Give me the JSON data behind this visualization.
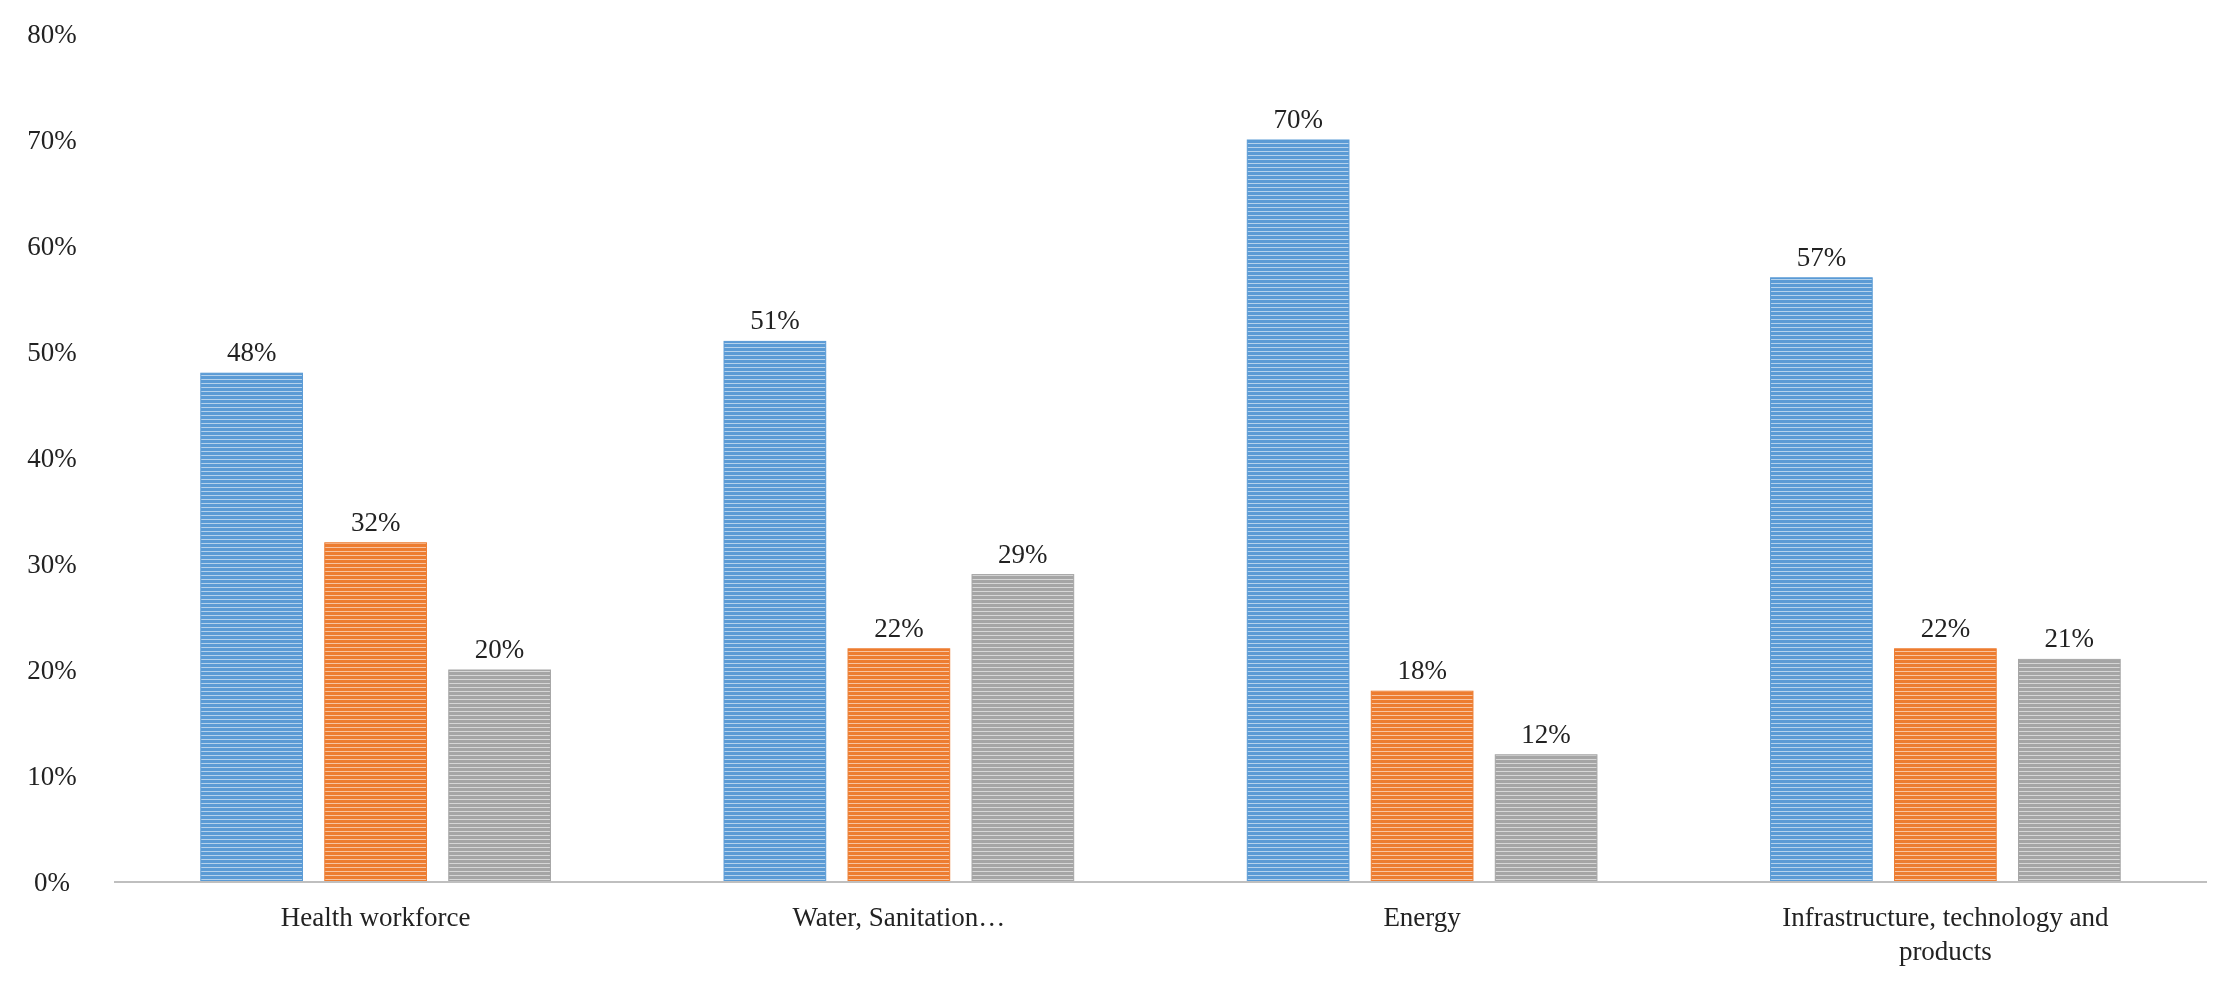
{
  "chart_data": {
    "type": "bar",
    "categories": [
      "Health workforce",
      "Water, Sanitation…",
      "Energy",
      "Infrastructure, technology and products"
    ],
    "series": [
      {
        "color": "#5b9bd5",
        "values": [
          48,
          51,
          70,
          57
        ]
      },
      {
        "color": "#ed7d31",
        "values": [
          32,
          22,
          18,
          22
        ]
      },
      {
        "color": "#a5a5a5",
        "values": [
          20,
          29,
          12,
          21
        ]
      }
    ],
    "value_labels": [
      [
        "48%",
        "51%",
        "70%",
        "57%"
      ],
      [
        "32%",
        "22%",
        "18%",
        "22%"
      ],
      [
        "20%",
        "29%",
        "12%",
        "21%"
      ]
    ],
    "ylim": [
      0,
      80
    ],
    "yticks": [
      {
        "value": 0,
        "label": "0%"
      },
      {
        "value": 10,
        "label": "10%"
      },
      {
        "value": 20,
        "label": "20%"
      },
      {
        "value": 30,
        "label": "30%"
      },
      {
        "value": 40,
        "label": "40%"
      },
      {
        "value": 50,
        "label": "50%"
      },
      {
        "value": 60,
        "label": "60%"
      },
      {
        "value": 70,
        "label": "70%"
      },
      {
        "value": 80,
        "label": "80%"
      }
    ],
    "grid": false
  }
}
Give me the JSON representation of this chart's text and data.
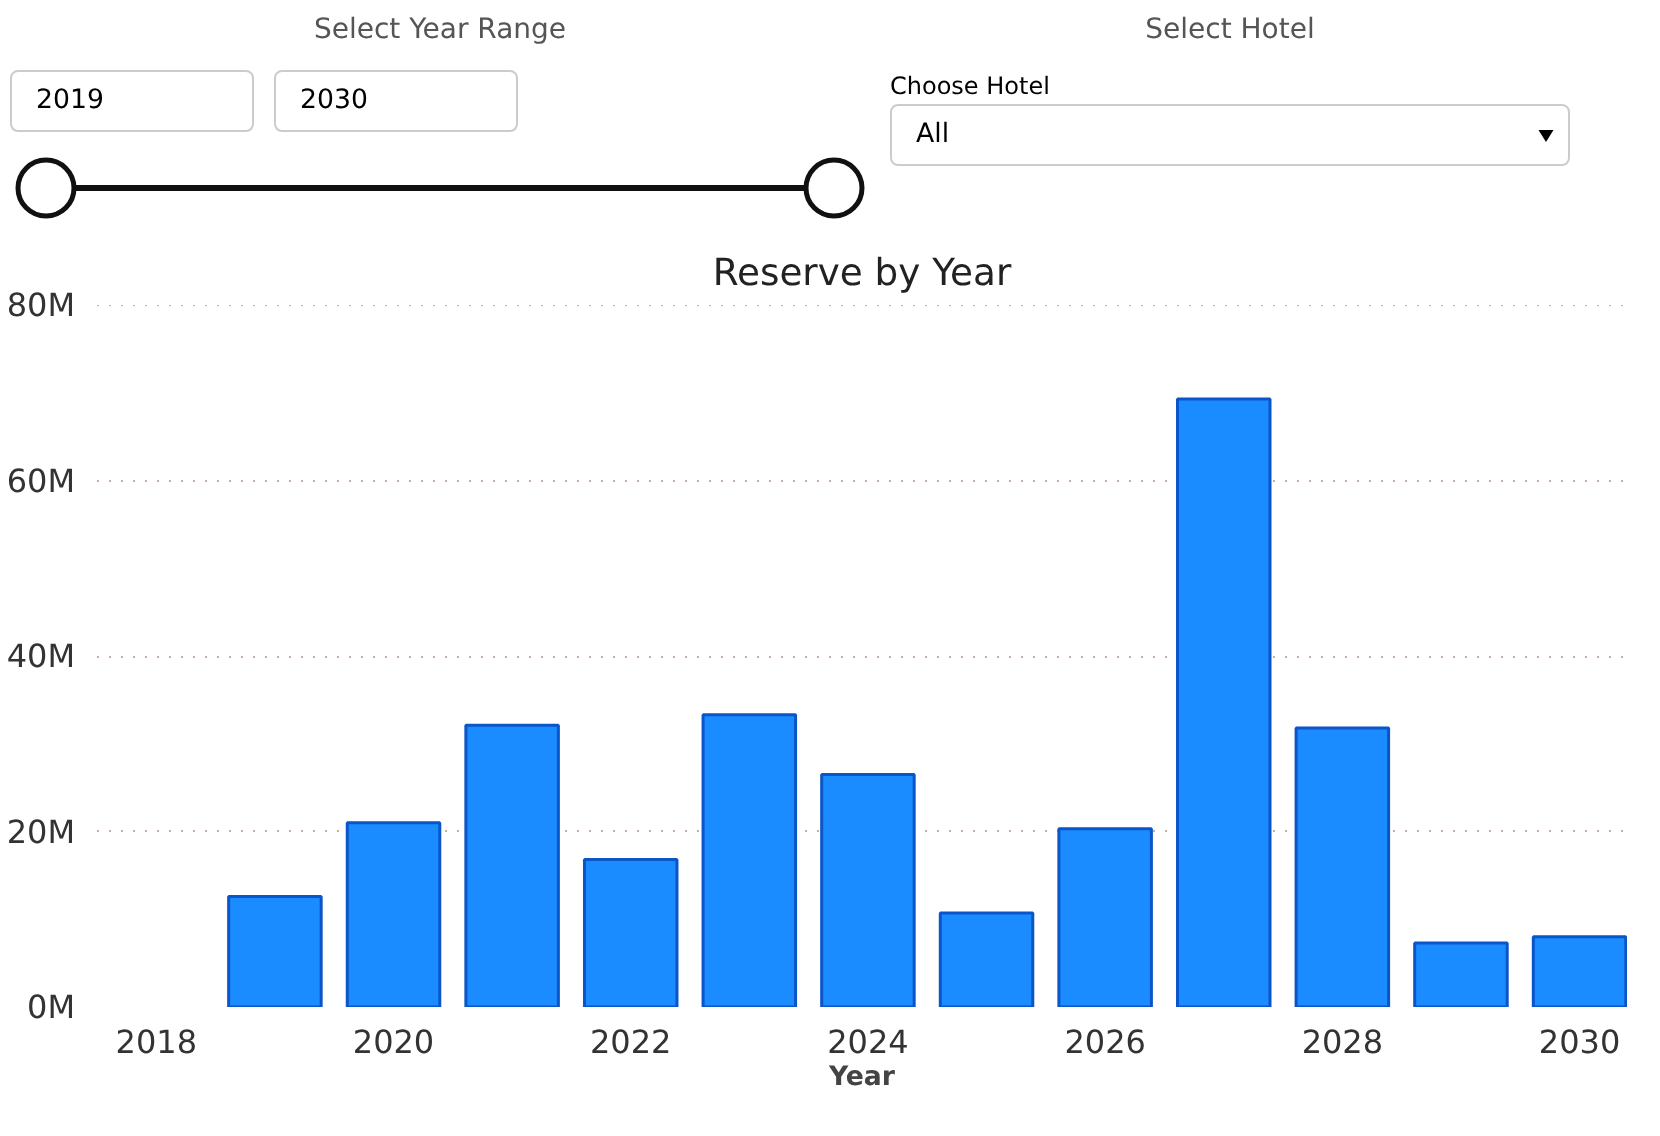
-------
■ WORK INSTRUCTIONS
Give every line back word for word and leave the pictures out.

■ COMPLETE ANSWER
Give me the JSON data behind this visualization.
{
  "chart_data": {
    "type": "bar",
    "categories": [
      "Health workforce",
      "Water, Sanitation…",
      "Energy",
      "Infrastructure, technology and products"
    ],
    "series": [
      {
        "color": "#5b9bd5",
        "values": [
          48,
          51,
          70,
          57
        ]
      },
      {
        "color": "#ed7d31",
        "values": [
          32,
          22,
          18,
          22
        ]
      },
      {
        "color": "#a5a5a5",
        "values": [
          20,
          29,
          12,
          21
        ]
      }
    ],
    "value_labels": [
      [
        "48%",
        "51%",
        "70%",
        "57%"
      ],
      [
        "32%",
        "22%",
        "18%",
        "22%"
      ],
      [
        "20%",
        "29%",
        "12%",
        "21%"
      ]
    ],
    "ylim": [
      0,
      80
    ],
    "yticks": [
      {
        "value": 0,
        "label": "0%"
      },
      {
        "value": 10,
        "label": "10%"
      },
      {
        "value": 20,
        "label": "20%"
      },
      {
        "value": 30,
        "label": "30%"
      },
      {
        "value": 40,
        "label": "40%"
      },
      {
        "value": 50,
        "label": "50%"
      },
      {
        "value": 60,
        "label": "60%"
      },
      {
        "value": 70,
        "label": "70%"
      },
      {
        "value": 80,
        "label": "80%"
      }
    ],
    "grid": false
  }
}
Give me the JSON representation of this chart's text and data.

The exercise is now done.